The exercise:
Each record that follows should be repeated exactly, minus any images.

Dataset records

** Start **

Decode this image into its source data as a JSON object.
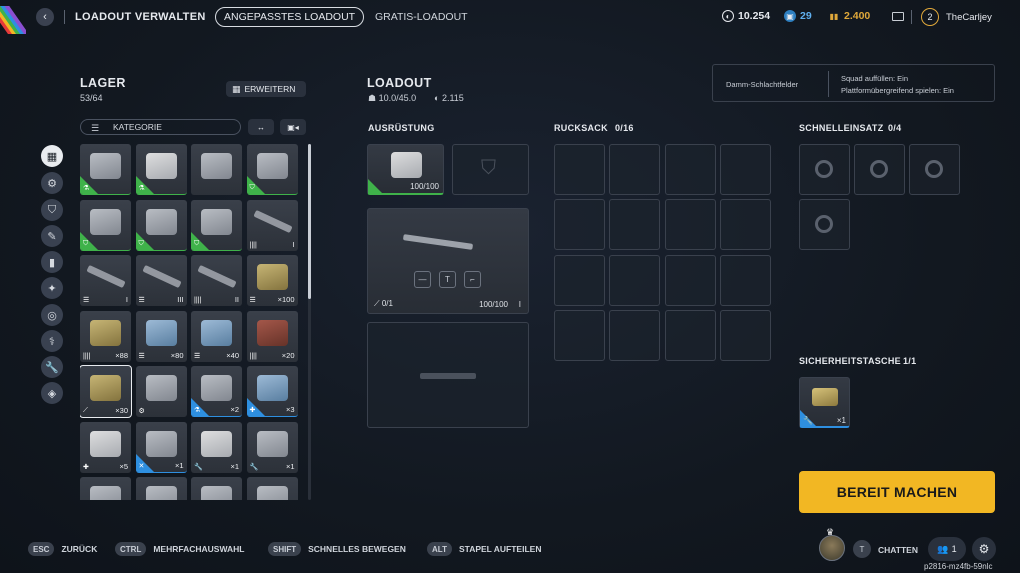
{
  "header": {
    "back_label": "‹",
    "title": "LOADOUT VERWALTEN",
    "tab_active": "ANGEPASSTES LOADOUT",
    "tab_other": "GRATIS-LOADOUT",
    "currency_1": "10.254",
    "currency_2": "29",
    "currency_3": "2.400",
    "level": "2",
    "username": "TheCarljey"
  },
  "storage": {
    "title": "LAGER",
    "count": "53/64",
    "expand_label": "ERWEITERN",
    "category_label": "KATEGORIE",
    "items": [
      {
        "name": "backpack-item",
        "rarity": "green",
        "style": "",
        "qty": "",
        "ticon": "⚗"
      },
      {
        "name": "backpack-item",
        "rarity": "green",
        "style": "white",
        "qty": "",
        "ticon": "⚗"
      },
      {
        "name": "ammo-case-item",
        "rarity": "none",
        "style": "",
        "qty": "",
        "ticon": ""
      },
      {
        "name": "shield-item",
        "rarity": "green",
        "style": "",
        "qty": "",
        "ticon": "⛉"
      },
      {
        "name": "shield-item",
        "rarity": "green",
        "style": "",
        "qty": "",
        "ticon": "⛉"
      },
      {
        "name": "shield-item",
        "rarity": "green",
        "style": "",
        "qty": "",
        "ticon": "⛉"
      },
      {
        "name": "shield-item",
        "rarity": "green",
        "style": "",
        "qty": "",
        "ticon": "⛉"
      },
      {
        "name": "rifle-item",
        "rarity": "none",
        "style": "gun",
        "qty": "I",
        "ticon": "||||"
      },
      {
        "name": "rifle-item",
        "rarity": "none",
        "style": "gun",
        "qty": "I",
        "ticon": "☰"
      },
      {
        "name": "rifle-item",
        "rarity": "none",
        "style": "gun",
        "qty": "III",
        "ticon": "☰"
      },
      {
        "name": "pistol-item",
        "rarity": "none",
        "style": "gun",
        "qty": "II",
        "ticon": "||||"
      },
      {
        "name": "ammo-box-item",
        "rarity": "none",
        "style": "box",
        "qty": "×100",
        "ticon": "☰"
      },
      {
        "name": "ammo-box-item",
        "rarity": "none",
        "style": "box",
        "qty": "×88",
        "ticon": "||||"
      },
      {
        "name": "ammo-box-item",
        "rarity": "none",
        "style": "blue",
        "qty": "×80",
        "ticon": "☰"
      },
      {
        "name": "ammo-box-item",
        "rarity": "none",
        "style": "blue",
        "qty": "×40",
        "ticon": "☰"
      },
      {
        "name": "crate-item",
        "rarity": "none",
        "style": "red",
        "qty": "×20",
        "ticon": "||||"
      },
      {
        "name": "med-kit-item",
        "rarity": "none",
        "style": "box",
        "qty": "×30",
        "ticon": "⟋"
      },
      {
        "name": "binoculars-item",
        "rarity": "none",
        "style": "",
        "qty": "",
        "ticon": "⚙"
      },
      {
        "name": "grenade-item",
        "rarity": "blue",
        "style": "",
        "qty": "×2",
        "ticon": "⚗"
      },
      {
        "name": "bandage-item",
        "rarity": "blue",
        "style": "blue",
        "qty": "×3",
        "ticon": "✚"
      },
      {
        "name": "bandage-roll-item",
        "rarity": "none",
        "style": "white",
        "qty": "×5",
        "ticon": "✚"
      },
      {
        "name": "syringe-item",
        "rarity": "blue",
        "style": "",
        "qty": "×1",
        "ticon": "✕"
      },
      {
        "name": "toolbox-item",
        "rarity": "none",
        "style": "white",
        "qty": "×1",
        "ticon": "🔧"
      },
      {
        "name": "plate-item",
        "rarity": "none",
        "style": "",
        "qty": "×1",
        "ticon": "🔧"
      },
      {
        "name": "tool-item",
        "rarity": "blue",
        "style": "",
        "qty": "",
        "ticon": ""
      },
      {
        "name": "cable-item",
        "rarity": "none",
        "style": "",
        "qty": "",
        "ticon": ""
      },
      {
        "name": "case-item",
        "rarity": "none",
        "style": "",
        "qty": "",
        "ticon": ""
      },
      {
        "name": "case-item",
        "rarity": "none",
        "style": "",
        "qty": "",
        "ticon": ""
      }
    ]
  },
  "loadout": {
    "title": "LOADOUT",
    "weight": "10.0/45.0",
    "value": "2.115",
    "equipment_label": "AUSRÜSTUNG",
    "backpack_durability": "100/100",
    "weapon_ammo": "0/1",
    "weapon_durability": "100/100",
    "backpack_label": "RUCKSACK",
    "backpack_count": "0/16",
    "quick_label": "SCHNELLEINSATZ",
    "quick_count": "0/4",
    "safe_label": "SICHERHEITSTASCHE",
    "safe_count": "1/1",
    "safe_qty": "×1"
  },
  "settings": {
    "map": "Damm-Schlachtfelder",
    "squad_fill": "Squad auffüllen: Ein",
    "crossplay": "Plattformübergreifend spielen: Ein"
  },
  "ready_button": "BEREIT MACHEN",
  "footer": {
    "hints": [
      {
        "key": "ESC",
        "label": "ZURÜCK"
      },
      {
        "key": "CTRL",
        "label": "MEHRFACHAUSWAHL"
      },
      {
        "key": "SHIFT",
        "label": "SCHNELLES BEWEGEN"
      },
      {
        "key": "ALT",
        "label": "STAPEL AUFTEILEN"
      }
    ],
    "chat_key": "T",
    "chat_label": "CHATTEN",
    "friends_count": "1",
    "build_id": "p2816-mz4fb-59nlc"
  },
  "colors": {
    "accent": "#f2b723",
    "rarity_green": "#3fb24a",
    "rarity_blue": "#2e8fe0"
  }
}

** End **

The answer:
Decode this image into its source data as a JSON object.
{
  "header": {
    "back_label": "‹",
    "title": "LOADOUT VERWALTEN",
    "tab_active": "ANGEPASSTES LOADOUT",
    "tab_other": "GRATIS-LOADOUT",
    "currency_1": "10.254",
    "currency_2": "29",
    "currency_3": "2.400",
    "level": "2",
    "username": "TheCarljey"
  },
  "storage": {
    "title": "LAGER",
    "count": "53/64",
    "expand_label": "ERWEITERN",
    "category_label": "KATEGORIE",
    "items": [
      {
        "name": "backpack-item",
        "rarity": "green",
        "style": "",
        "qty": "",
        "ticon": "⚗"
      },
      {
        "name": "backpack-item",
        "rarity": "green",
        "style": "white",
        "qty": "",
        "ticon": "⚗"
      },
      {
        "name": "ammo-case-item",
        "rarity": "none",
        "style": "",
        "qty": "",
        "ticon": ""
      },
      {
        "name": "shield-item",
        "rarity": "green",
        "style": "",
        "qty": "",
        "ticon": "⛉"
      },
      {
        "name": "shield-item",
        "rarity": "green",
        "style": "",
        "qty": "",
        "ticon": "⛉"
      },
      {
        "name": "shield-item",
        "rarity": "green",
        "style": "",
        "qty": "",
        "ticon": "⛉"
      },
      {
        "name": "shield-item",
        "rarity": "green",
        "style": "",
        "qty": "",
        "ticon": "⛉"
      },
      {
        "name": "rifle-item",
        "rarity": "none",
        "style": "gun",
        "qty": "I",
        "ticon": "||||"
      },
      {
        "name": "rifle-item",
        "rarity": "none",
        "style": "gun",
        "qty": "I",
        "ticon": "☰"
      },
      {
        "name": "rifle-item",
        "rarity": "none",
        "style": "gun",
        "qty": "III",
        "ticon": "☰"
      },
      {
        "name": "pistol-item",
        "rarity": "none",
        "style": "gun",
        "qty": "II",
        "ticon": "||||"
      },
      {
        "name": "ammo-box-item",
        "rarity": "none",
        "style": "box",
        "qty": "×100",
        "ticon": "☰"
      },
      {
        "name": "ammo-box-item",
        "rarity": "none",
        "style": "box",
        "qty": "×88",
        "ticon": "||||"
      },
      {
        "name": "ammo-box-item",
        "rarity": "none",
        "style": "blue",
        "qty": "×80",
        "ticon": "☰"
      },
      {
        "name": "ammo-box-item",
        "rarity": "none",
        "style": "blue",
        "qty": "×40",
        "ticon": "☰"
      },
      {
        "name": "crate-item",
        "rarity": "none",
        "style": "red",
        "qty": "×20",
        "ticon": "||||"
      },
      {
        "name": "med-kit-item",
        "rarity": "none",
        "style": "box",
        "qty": "×30",
        "ticon": "⟋"
      },
      {
        "name": "binoculars-item",
        "rarity": "none",
        "style": "",
        "qty": "",
        "ticon": "⚙"
      },
      {
        "name": "grenade-item",
        "rarity": "blue",
        "style": "",
        "qty": "×2",
        "ticon": "⚗"
      },
      {
        "name": "bandage-item",
        "rarity": "blue",
        "style": "blue",
        "qty": "×3",
        "ticon": "✚"
      },
      {
        "name": "bandage-roll-item",
        "rarity": "none",
        "style": "white",
        "qty": "×5",
        "ticon": "✚"
      },
      {
        "name": "syringe-item",
        "rarity": "blue",
        "style": "",
        "qty": "×1",
        "ticon": "✕"
      },
      {
        "name": "toolbox-item",
        "rarity": "none",
        "style": "white",
        "qty": "×1",
        "ticon": "🔧"
      },
      {
        "name": "plate-item",
        "rarity": "none",
        "style": "",
        "qty": "×1",
        "ticon": "🔧"
      },
      {
        "name": "tool-item",
        "rarity": "blue",
        "style": "",
        "qty": "",
        "ticon": ""
      },
      {
        "name": "cable-item",
        "rarity": "none",
        "style": "",
        "qty": "",
        "ticon": ""
      },
      {
        "name": "case-item",
        "rarity": "none",
        "style": "",
        "qty": "",
        "ticon": ""
      },
      {
        "name": "case-item",
        "rarity": "none",
        "style": "",
        "qty": "",
        "ticon": ""
      }
    ]
  },
  "loadout": {
    "title": "LOADOUT",
    "weight": "10.0/45.0",
    "value": "2.115",
    "equipment_label": "AUSRÜSTUNG",
    "backpack_durability": "100/100",
    "weapon_ammo": "0/1",
    "weapon_durability": "100/100",
    "backpack_label": "RUCKSACK",
    "backpack_count": "0/16",
    "quick_label": "SCHNELLEINSATZ",
    "quick_count": "0/4",
    "safe_label": "SICHERHEITSTASCHE",
    "safe_count": "1/1",
    "safe_qty": "×1"
  },
  "settings": {
    "map": "Damm-Schlachtfelder",
    "squad_fill": "Squad auffüllen: Ein",
    "crossplay": "Plattformübergreifend spielen: Ein"
  },
  "ready_button": "BEREIT MACHEN",
  "footer": {
    "hints": [
      {
        "key": "ESC",
        "label": "ZURÜCK"
      },
      {
        "key": "CTRL",
        "label": "MEHRFACHAUSWAHL"
      },
      {
        "key": "SHIFT",
        "label": "SCHNELLES BEWEGEN"
      },
      {
        "key": "ALT",
        "label": "STAPEL AUFTEILEN"
      }
    ],
    "chat_key": "T",
    "chat_label": "CHATTEN",
    "friends_count": "1",
    "build_id": "p2816-mz4fb-59nlc"
  },
  "colors": {
    "accent": "#f2b723",
    "rarity_green": "#3fb24a",
    "rarity_blue": "#2e8fe0"
  }
}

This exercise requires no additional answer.